__Tasks__
[1] Rewrite the filing from "5 filed on April" to "Atlanta, Georgia 30309.", substituting "Invesco Limited" for "Invesco Ltd.".
[2] Put the rows from the line with "svg-text:F53: F53 [832, 115, 845, 124]" to the line with "svg-text:14: 14 [248, 168, 256, 177]" into a numbered list, leaving out any blank lines.

__Extract__
This Amendment No. 9 (“Amendment No. 9”) amends and supplements the Schedule 13D filed with the Securities and Exchange Commission on September 22, 2020
(the “Original Schedule 13D”), as amended by Amendment No. 1 (“Amendment No. 1”) filed on November 5, 2020, Amendment No. 2 filed on December 15, 2021, Amendment No. 3 filed on February 1, 2022, Amendment No. 4 filed on March 25, 2022, Amendment No.
5 filed on April 1, 2022, Amendment No. 6 filed on January 25, 2023, as amended by Amendment No. 7 filed on January 31, 2023, and as amended by Amendment No. 8 filed on February 16, 2023 (as amended, the “Schedule 13D”), relating to the Common Stock,
par value $0.20 per share (the “Shares”), of Invesco Ltd., a Bermuda exempted company (the “Issuer”). The address of the principal executive office of the Issuer is 1555 Peachtree Street, NE., Suite 1800, Atlanta, Georgia 30309.
Capitalized terms not defined herein shall have the meanings ascribed to them in the Schedule 13D. Except as set forth herein, the Schedule 13D is
unmodified.
Items 2, 4 and 5 of the Schedule 13D are hereby amended as follows:
Item 2. Identity and Background
Item 2 of the Schedule 13D is hereby amended and restated with the following:
The persons filing this statement are Trian Partners AM Holdco, Ltd., a Cayman Islands exempted company with limited liability (“Trian AM Holdco”), Trian
Fund Management, L.P., a Delaware limited partnership (“Trian Management”), Trian Fund Management GP, LLC, a Delaware limited liability company (“Trian Management GP”), Nelson Peltz, a citizen of the United States of America, Peter W. May, a citizen
of the United States of America, and Edward P. Garden, a citizen of the United States of America (Trian AM Holdco, Trian Management, Trian Management GP and Messrs. Peltz, May and Garden are sometimes hereinafter referred to collectively as the
“Reporting Persons” or the “Trian Group”). The address of the principal office of each of Trian Management and Trian Management GP is 280 Park Avenue, 41st Floor, New York, New York 10017, and the address of the principal office of Trian
AM Holdco is c/o DE (Cayman) Limited, Landmark Square, West Bay Road, PO Box 775, Grand Cayman, Cayman Islands, KY1-9006. The principal business address of each of Messrs. Peltz, May and Garden is 223 Sunset Avenue, Palm Beach, Florida 33480.
Trian Management GP is the general partner of Trian Management, which serves as the management company for Trian AM Holdco.
Trian AM Holdco is primarily engaged in the business of investing in securities. Trian Management is primarily engaged in the business of serving as an
investment management company for Trian AM Holdco and other funds and investment vehicles. Trian Management GP is primarily engaged in the business of serving as the general partner of Trian Management.
Nelson Peltz’s present principal occupation or employment is serving as Chief Executive Officer and a founding partner of Trian Management and, as such,
managing the investments of Trian AM Holdco and other funds and investment vehicles managed by Trian Management. Peter W. May’s present principal occupation or employment is serving as President and a founding partner of Trian Management and, as
such, managing the investments of Trian AM Holdco and other funds and investment vehicles managed by Trian Management. Each of Mr. Peltz and Mr. May, along with other senior Trian Management employees, serve on Trian’s Investment Committee. Mr.

__Input material__

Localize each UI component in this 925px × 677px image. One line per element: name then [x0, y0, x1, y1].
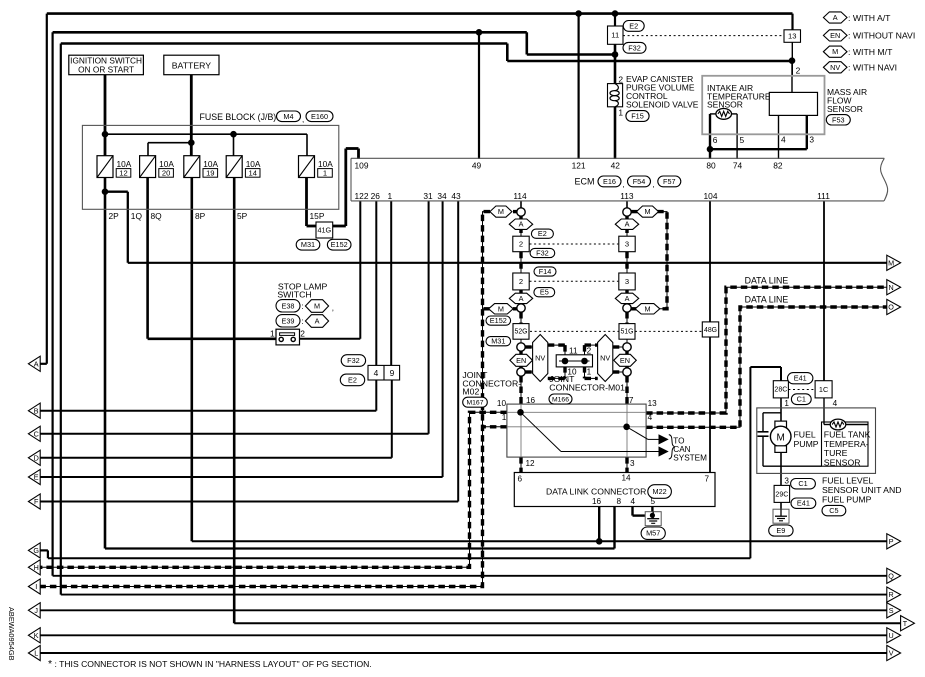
svg-text:F53: F53 [832, 115, 845, 124]
svg-text:E5: E5 [540, 288, 549, 297]
svg-text:1: 1 [270, 329, 275, 339]
svg-text:A: A [833, 13, 838, 22]
svg-text:7: 7 [629, 396, 634, 405]
svg-text:1: 1 [387, 191, 392, 201]
svg-text:E160: E160 [311, 112, 328, 121]
svg-text:A: A [34, 359, 39, 368]
svg-text:F14: F14 [539, 267, 552, 276]
svg-text:5: 5 [651, 497, 656, 506]
svg-text:14: 14 [248, 168, 256, 177]
svg-text:M: M [888, 258, 894, 267]
svg-text:1C: 1C [819, 385, 828, 394]
svg-text:2: 2 [618, 75, 623, 85]
svg-text:5: 5 [740, 135, 745, 145]
svg-text:43: 43 [451, 191, 461, 201]
svg-text:SENSOR UNIT AND: SENSOR UNIT AND [822, 485, 902, 495]
svg-text:E41: E41 [797, 499, 810, 508]
svg-text:13: 13 [648, 399, 658, 408]
svg-text:ON OR START: ON OR START [78, 64, 134, 74]
svg-text:114: 114 [513, 191, 527, 201]
svg-text:5P: 5P [237, 211, 248, 221]
svg-text:6: 6 [713, 135, 718, 145]
svg-text:: WITHOUT NAVI: : WITHOUT NAVI [848, 31, 915, 41]
svg-text:74: 74 [733, 160, 743, 170]
svg-text:2: 2 [300, 329, 305, 339]
svg-text:FUEL PUMP: FUEL PUMP [822, 495, 872, 505]
svg-text:E39: E39 [282, 316, 295, 325]
svg-text:R: R [888, 590, 893, 599]
svg-text:: WITH NAVI: : WITH NAVI [848, 63, 897, 73]
svg-text:42: 42 [611, 160, 621, 170]
svg-text:4: 4 [833, 399, 838, 408]
svg-text:M167: M167 [466, 400, 483, 407]
svg-text:E9: E9 [776, 526, 785, 535]
svg-text:113: 113 [620, 191, 634, 201]
svg-text:1: 1 [502, 413, 507, 422]
svg-text:DATA LINE: DATA LINE [745, 295, 789, 305]
svg-text:E41: E41 [794, 374, 807, 383]
svg-text:2: 2 [796, 66, 801, 76]
svg-text:A: A [315, 316, 320, 325]
svg-text:8Q: 8Q [151, 211, 163, 221]
svg-text:SENSOR: SENSOR [824, 457, 861, 467]
svg-text:C: C [34, 429, 39, 438]
svg-text:3: 3 [625, 240, 629, 249]
svg-text:28C: 28C [774, 387, 787, 394]
svg-text::: : [302, 302, 304, 311]
svg-text:,: , [653, 180, 655, 189]
svg-text:31: 31 [423, 191, 433, 201]
svg-text:26: 26 [371, 191, 381, 201]
svg-text:1: 1 [323, 168, 327, 177]
svg-text:DATA LINE: DATA LINE [745, 275, 789, 285]
svg-text:F32: F32 [347, 356, 360, 365]
svg-text:6: 6 [518, 475, 523, 484]
svg-text:,: , [623, 180, 625, 189]
svg-text:34: 34 [437, 191, 447, 201]
svg-text:FUEL: FUEL [794, 430, 816, 440]
svg-text:M22: M22 [652, 487, 666, 496]
svg-text:F57: F57 [663, 177, 676, 186]
svg-text:E16: E16 [603, 177, 616, 186]
svg-text:F54: F54 [633, 177, 646, 186]
svg-text:M: M [314, 301, 320, 310]
svg-text:A: A [625, 220, 630, 229]
svg-text:E2: E2 [629, 21, 638, 30]
svg-text:7: 7 [705, 475, 710, 484]
svg-text:M: M [644, 207, 650, 216]
svg-text:K: K [34, 631, 39, 640]
svg-text:11: 11 [569, 346, 578, 355]
svg-text:V: V [889, 649, 894, 658]
svg-text:14: 14 [622, 474, 632, 483]
svg-text:1: 1 [784, 399, 789, 408]
svg-text:4: 4 [631, 497, 636, 506]
svg-text:BATTERY: BATTERY [172, 60, 211, 70]
svg-text:NV: NV [830, 63, 840, 72]
svg-text:T: T [903, 619, 908, 628]
svg-text:2: 2 [587, 346, 592, 355]
svg-text:3: 3 [809, 135, 814, 145]
svg-text:: WITH A/T: : WITH A/T [848, 13, 891, 23]
svg-text:29C: 29C [775, 491, 788, 498]
svg-text:CONNECTOR-M01: CONNECTOR-M01 [549, 382, 625, 392]
svg-text:,: , [302, 115, 304, 124]
svg-text:O: O [888, 303, 894, 312]
svg-text:F: F [34, 497, 39, 506]
svg-text:16: 16 [526, 396, 536, 405]
svg-text:E38: E38 [282, 301, 295, 310]
svg-text:ECM: ECM [575, 177, 595, 187]
svg-text:80: 80 [706, 160, 716, 170]
svg-text:15P: 15P [310, 211, 325, 221]
svg-text:19: 19 [206, 168, 214, 177]
svg-text:ABEWA0954GB: ABEWA0954GB [7, 607, 16, 661]
svg-text:E2: E2 [538, 229, 547, 238]
svg-text:C1: C1 [797, 395, 806, 404]
svg-text:F32: F32 [536, 248, 549, 257]
svg-text:3: 3 [630, 459, 635, 468]
svg-text:52G: 52G [514, 329, 527, 336]
svg-text:41G: 41G [317, 225, 331, 234]
svg-text:2: 2 [519, 277, 523, 286]
svg-text:P: P [889, 537, 894, 546]
svg-text:M57: M57 [646, 529, 660, 538]
svg-text:G: G [33, 546, 39, 555]
svg-text:N: N [888, 283, 893, 292]
svg-text:: WITH M/T: : WITH M/T [848, 47, 893, 57]
svg-text:11: 11 [611, 31, 619, 40]
svg-text:111: 111 [817, 191, 830, 201]
svg-text:1: 1 [618, 108, 623, 118]
svg-text:F32: F32 [628, 43, 641, 52]
svg-text:121: 121 [572, 160, 586, 170]
svg-text:* : THIS CONNECTOR IS NOT SHOW: * : THIS CONNECTOR IS NOT SHOWN IN "HARN… [48, 658, 372, 670]
svg-text:DATA LINK CONNECTOR: DATA LINK CONNECTOR [546, 487, 646, 497]
svg-text:J: J [34, 606, 38, 615]
svg-text:M31: M31 [491, 337, 505, 346]
svg-text:A: A [519, 220, 524, 229]
svg-text:S: S [889, 606, 894, 615]
svg-text:M: M [644, 304, 650, 313]
svg-text:2P: 2P [109, 211, 120, 221]
svg-text:M: M [498, 207, 504, 216]
svg-text:L: L [34, 649, 38, 658]
svg-text:4: 4 [648, 413, 653, 422]
svg-text:I: I [35, 582, 37, 591]
svg-text:PUMP: PUMP [794, 439, 819, 449]
svg-text::: : [302, 317, 304, 326]
svg-text:F15: F15 [631, 111, 644, 120]
svg-text:B: B [34, 406, 39, 415]
svg-text:EN: EN [830, 31, 840, 40]
svg-text:U: U [888, 631, 893, 640]
svg-text:M02: M02 [462, 387, 479, 397]
svg-text:FUEL LEVEL: FUEL LEVEL [822, 476, 874, 486]
svg-text:SYSTEM: SYSTEM [673, 454, 707, 463]
svg-text:,: , [332, 304, 334, 313]
svg-text:SWITCH: SWITCH [277, 290, 311, 300]
svg-text:1: 1 [587, 368, 592, 377]
svg-text:48G: 48G [704, 327, 717, 334]
svg-text:D: D [34, 453, 39, 462]
svg-text:SENSOR: SENSOR [827, 104, 863, 114]
svg-text:20: 20 [162, 168, 170, 177]
svg-text:12: 12 [119, 168, 127, 177]
svg-text:2: 2 [519, 240, 523, 249]
svg-text:M: M [498, 304, 504, 313]
svg-text:E: E [34, 473, 39, 482]
svg-text:122: 122 [355, 191, 369, 201]
svg-text:4: 4 [374, 368, 379, 378]
svg-text:8P: 8P [195, 211, 206, 221]
svg-text:82: 82 [773, 160, 783, 170]
svg-text:104: 104 [704, 191, 718, 201]
svg-text:H: H [34, 563, 39, 572]
svg-text:E2: E2 [348, 375, 357, 384]
svg-text:10: 10 [497, 399, 507, 408]
svg-text:8: 8 [617, 497, 622, 506]
svg-text:EN: EN [620, 356, 630, 365]
svg-text:A: A [625, 294, 630, 303]
svg-text:M: M [777, 432, 785, 443]
svg-text:NV: NV [535, 353, 545, 362]
svg-text:EN: EN [516, 356, 526, 365]
svg-text:3: 3 [784, 477, 789, 486]
svg-text:C5: C5 [829, 506, 838, 515]
svg-text:E152: E152 [490, 316, 507, 325]
svg-text:12: 12 [526, 459, 536, 468]
svg-text:M166: M166 [552, 396, 569, 403]
svg-text:M4: M4 [283, 112, 293, 121]
svg-text:51G: 51G [620, 329, 633, 336]
svg-text:C1: C1 [798, 479, 807, 488]
svg-text:109: 109 [355, 160, 369, 170]
svg-text:13: 13 [788, 32, 796, 41]
svg-text:M: M [832, 47, 838, 56]
svg-text:NV: NV [600, 353, 610, 362]
svg-text:M31: M31 [301, 240, 315, 249]
svg-text:Q: Q [888, 571, 894, 580]
svg-text:49: 49 [472, 160, 482, 170]
svg-text:FUSE BLOCK (J/B): FUSE BLOCK (J/B) [200, 112, 277, 122]
svg-text:1Q: 1Q [131, 211, 143, 221]
svg-text:A: A [519, 294, 524, 303]
svg-text:SOLENOID VALVE: SOLENOID VALVE [626, 99, 699, 109]
svg-text:4: 4 [781, 135, 786, 145]
svg-text:E152: E152 [331, 240, 348, 249]
svg-text:3: 3 [625, 277, 629, 286]
svg-text:16: 16 [592, 497, 602, 506]
svg-text:9: 9 [390, 368, 395, 378]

__Answers in order__
[1]
5 filed on April 1, 2022, Amendment No. 6 filed on January 25, 2023, as amended by Amendment No. 7 filed on January 31, 2023, and as amended by Amendment No. 8 filed on February 16, 2023 (as amended, the “Schedule 13D”), relating to the Common Stock,
par value $0.20 per share (the “Shares”), of Invesco Limited, a Bermuda exempted company (the “Issuer”). The address of the principal executive office of the Issuer is 1555 Peachtree Street, NE., Suite 1800, Atlanta, Georgia 30309.

[2]
1. svg-text:F53: F53 [832, 115, 845, 124]
2. svg-text:E5: E5 [540, 288, 549, 297]
3. svg-text:1: 1 [270, 329, 275, 339]
4. svg-text:A: A [833, 13, 838, 22]
5. svg-text:7: 7 [629, 396, 634, 405]
6. svg-text:1: 1 [387, 191, 392, 201]
7. svg-text:E160: E160 [311, 112, 328, 121]
8. svg-text:A: A [34, 359, 39, 368]
9. svg-text:F14: F14 [539, 267, 552, 276]
10. svg-text:5: 5 [651, 497, 656, 506]
11. svg-text:14: 14 [248, 168, 256, 177]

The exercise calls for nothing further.